> **What is being asked**
Exactly repeat the material, dropping every picture from the copy.

• • • •

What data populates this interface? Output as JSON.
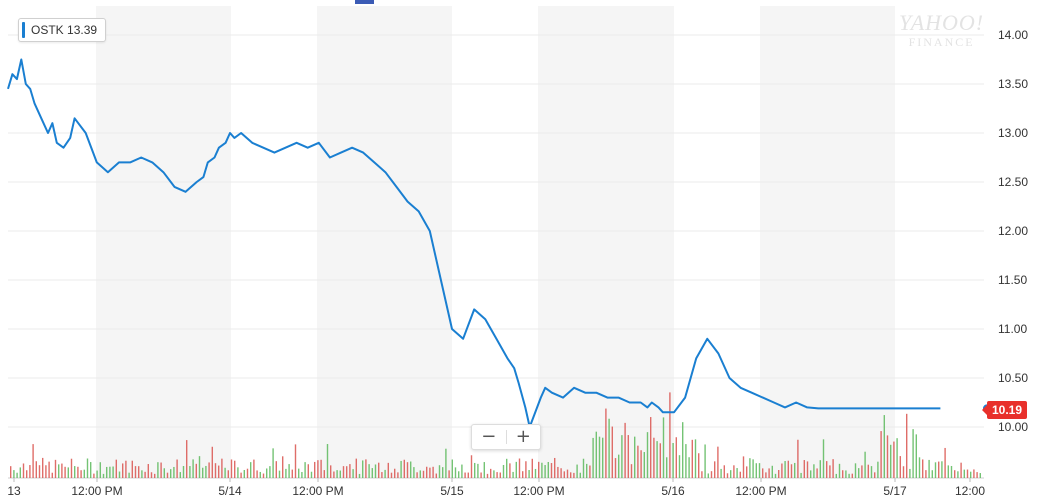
{
  "legend": {
    "symbol": "OSTK",
    "value": "13.39"
  },
  "last_price": "10.19",
  "watermark": {
    "line1": "YAHOO!",
    "line2": "FINANCE"
  },
  "zoom": {
    "minus": "−",
    "plus": "+"
  },
  "colors": {
    "line": "#1a7fd1",
    "up_volume": "#5cb85c",
    "down_volume": "#d9534f",
    "shade": "#f5f5f5",
    "grid": "#ebebeb",
    "price_badge": "#e8302b"
  },
  "chart_data": {
    "type": "line",
    "title": "",
    "xlabel": "",
    "ylabel": "",
    "ylim": [
      9.5,
      14.2
    ],
    "y_ticks": [
      "14.00",
      "13.50",
      "13.00",
      "12.50",
      "12.00",
      "11.50",
      "11.00",
      "10.50",
      "10.00"
    ],
    "x_ticks": [
      "13",
      "12:00 PM",
      "5/14",
      "12:00 PM",
      "5/15",
      "12:00 PM",
      "5/16",
      "12:00 PM",
      "5/17",
      "12:00"
    ],
    "grid": true,
    "legend_position": "top-left",
    "x": [
      0,
      0.02,
      0.04,
      0.06,
      0.08,
      0.1,
      0.12,
      0.15,
      0.18,
      0.2,
      0.22,
      0.25,
      0.28,
      0.3,
      0.35,
      0.4,
      0.45,
      0.5,
      0.55,
      0.6,
      0.65,
      0.7,
      0.75,
      0.8,
      0.85,
      0.88,
      0.9,
      0.93,
      0.95,
      0.98,
      1.0,
      1.02,
      1.05,
      1.1,
      1.15,
      1.2,
      1.25,
      1.3,
      1.35,
      1.4,
      1.45,
      1.5,
      1.55,
      1.6,
      1.65,
      1.7,
      1.75,
      1.8,
      1.85,
      1.9,
      1.95,
      2.0,
      2.05,
      2.1,
      2.15,
      2.2,
      2.25,
      2.28,
      2.3,
      2.33,
      2.35,
      2.4,
      2.42,
      2.45,
      2.5,
      2.55,
      2.6,
      2.65,
      2.7,
      2.75,
      2.8,
      2.85,
      2.88,
      2.9,
      2.93,
      2.95,
      3.0,
      3.05,
      3.1,
      3.15,
      3.2,
      3.25,
      3.3,
      3.35,
      3.4,
      3.45,
      3.5,
      3.55,
      3.6,
      3.65,
      3.7,
      3.75,
      3.8,
      3.85,
      3.88,
      3.9,
      3.92,
      3.95,
      4.0,
      4.05,
      4.1,
      4.15,
      4.2
    ],
    "series": [
      {
        "values": [
          13.45,
          13.6,
          13.55,
          13.75,
          13.5,
          13.45,
          13.3,
          13.15,
          13.0,
          13.1,
          12.9,
          12.85,
          12.95,
          13.15,
          13.0,
          12.7,
          12.6,
          12.7,
          12.7,
          12.75,
          12.7,
          12.6,
          12.45,
          12.4,
          12.5,
          12.55,
          12.7,
          12.75,
          12.85,
          12.9,
          13.0,
          12.95,
          13.0,
          12.9,
          12.85,
          12.8,
          12.85,
          12.9,
          12.85,
          12.9,
          12.75,
          12.8,
          12.85,
          12.8,
          12.7,
          12.6,
          12.45,
          12.3,
          12.2,
          12.0,
          11.5,
          11.0,
          10.9,
          11.2,
          11.1,
          10.9,
          10.7,
          10.6,
          10.45,
          10.2,
          10.0,
          10.3,
          10.4,
          10.35,
          10.3,
          10.4,
          10.35,
          10.35,
          10.3,
          10.3,
          10.25,
          10.25,
          10.2,
          10.25,
          10.2,
          10.15,
          10.15,
          10.3,
          10.7,
          10.9,
          10.75,
          10.5,
          10.4,
          10.35,
          10.3,
          10.25,
          10.2,
          10.25,
          10.2,
          10.19,
          10.19,
          10.19,
          10.19,
          10.19,
          10.19,
          10.19,
          10.19,
          10.19,
          10.19,
          10.19,
          10.19,
          10.19,
          10.19
        ]
      }
    ]
  }
}
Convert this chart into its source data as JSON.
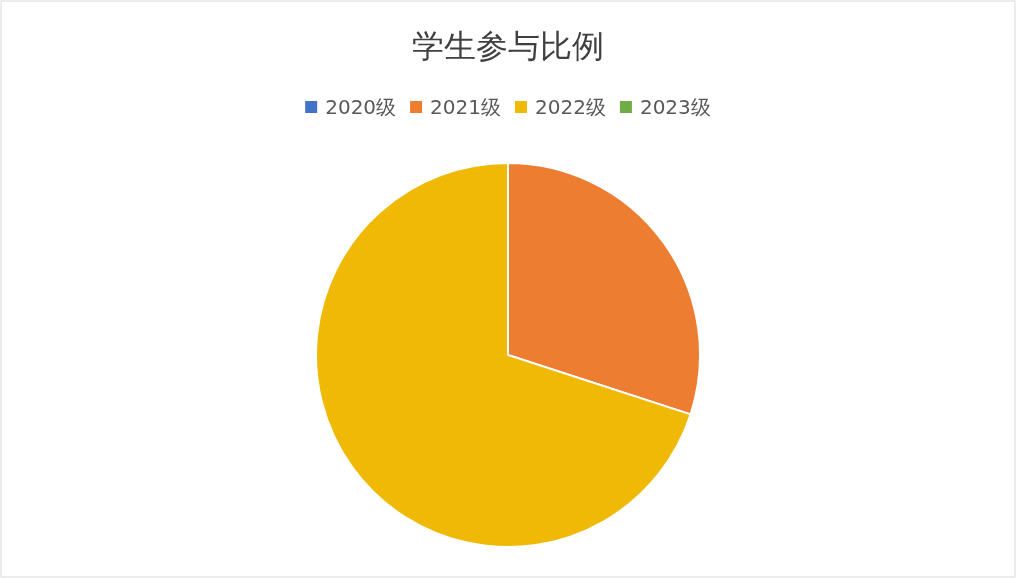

• • • •

> **In response**
What data populates this interface? Output as JSON.
{
  "legend": {
    "symbol": "OSTK",
    "value": "13.39"
  },
  "last_price": "10.19",
  "watermark": {
    "line1": "YAHOO!",
    "line2": "FINANCE"
  },
  "zoom": {
    "minus": "−",
    "plus": "+"
  },
  "colors": {
    "line": "#1a7fd1",
    "up_volume": "#5cb85c",
    "down_volume": "#d9534f",
    "shade": "#f5f5f5",
    "grid": "#ebebeb",
    "price_badge": "#e8302b"
  },
  "chart_data": {
    "type": "line",
    "title": "",
    "xlabel": "",
    "ylabel": "",
    "ylim": [
      9.5,
      14.2
    ],
    "y_ticks": [
      "14.00",
      "13.50",
      "13.00",
      "12.50",
      "12.00",
      "11.50",
      "11.00",
      "10.50",
      "10.00"
    ],
    "x_ticks": [
      "13",
      "12:00 PM",
      "5/14",
      "12:00 PM",
      "5/15",
      "12:00 PM",
      "5/16",
      "12:00 PM",
      "5/17",
      "12:00"
    ],
    "grid": true,
    "legend_position": "top-left",
    "x": [
      0,
      0.02,
      0.04,
      0.06,
      0.08,
      0.1,
      0.12,
      0.15,
      0.18,
      0.2,
      0.22,
      0.25,
      0.28,
      0.3,
      0.35,
      0.4,
      0.45,
      0.5,
      0.55,
      0.6,
      0.65,
      0.7,
      0.75,
      0.8,
      0.85,
      0.88,
      0.9,
      0.93,
      0.95,
      0.98,
      1.0,
      1.02,
      1.05,
      1.1,
      1.15,
      1.2,
      1.25,
      1.3,
      1.35,
      1.4,
      1.45,
      1.5,
      1.55,
      1.6,
      1.65,
      1.7,
      1.75,
      1.8,
      1.85,
      1.9,
      1.95,
      2.0,
      2.05,
      2.1,
      2.15,
      2.2,
      2.25,
      2.28,
      2.3,
      2.33,
      2.35,
      2.4,
      2.42,
      2.45,
      2.5,
      2.55,
      2.6,
      2.65,
      2.7,
      2.75,
      2.8,
      2.85,
      2.88,
      2.9,
      2.93,
      2.95,
      3.0,
      3.05,
      3.1,
      3.15,
      3.2,
      3.25,
      3.3,
      3.35,
      3.4,
      3.45,
      3.5,
      3.55,
      3.6,
      3.65,
      3.7,
      3.75,
      3.8,
      3.85,
      3.88,
      3.9,
      3.92,
      3.95,
      4.0,
      4.05,
      4.1,
      4.15,
      4.2
    ],
    "series": [
      {
        "values": [
          13.45,
          13.6,
          13.55,
          13.75,
          13.5,
          13.45,
          13.3,
          13.15,
          13.0,
          13.1,
          12.9,
          12.85,
          12.95,
          13.15,
          13.0,
          12.7,
          12.6,
          12.7,
          12.7,
          12.75,
          12.7,
          12.6,
          12.45,
          12.4,
          12.5,
          12.55,
          12.7,
          12.75,
          12.85,
          12.9,
          13.0,
          12.95,
          13.0,
          12.9,
          12.85,
          12.8,
          12.85,
          12.9,
          12.85,
          12.9,
          12.75,
          12.8,
          12.85,
          12.8,
          12.7,
          12.6,
          12.45,
          12.3,
          12.2,
          12.0,
          11.5,
          11.0,
          10.9,
          11.2,
          11.1,
          10.9,
          10.7,
          10.6,
          10.45,
          10.2,
          10.0,
          10.3,
          10.4,
          10.35,
          10.3,
          10.4,
          10.35,
          10.35,
          10.3,
          10.3,
          10.25,
          10.25,
          10.2,
          10.25,
          10.2,
          10.15,
          10.15,
          10.3,
          10.7,
          10.9,
          10.75,
          10.5,
          10.4,
          10.35,
          10.3,
          10.25,
          10.2,
          10.25,
          10.2,
          10.19,
          10.19,
          10.19,
          10.19,
          10.19,
          10.19,
          10.19,
          10.19,
          10.19,
          10.19,
          10.19,
          10.19,
          10.19,
          10.19
        ]
      }
    ]
  }
}
Convert this chart into its source data as JSON.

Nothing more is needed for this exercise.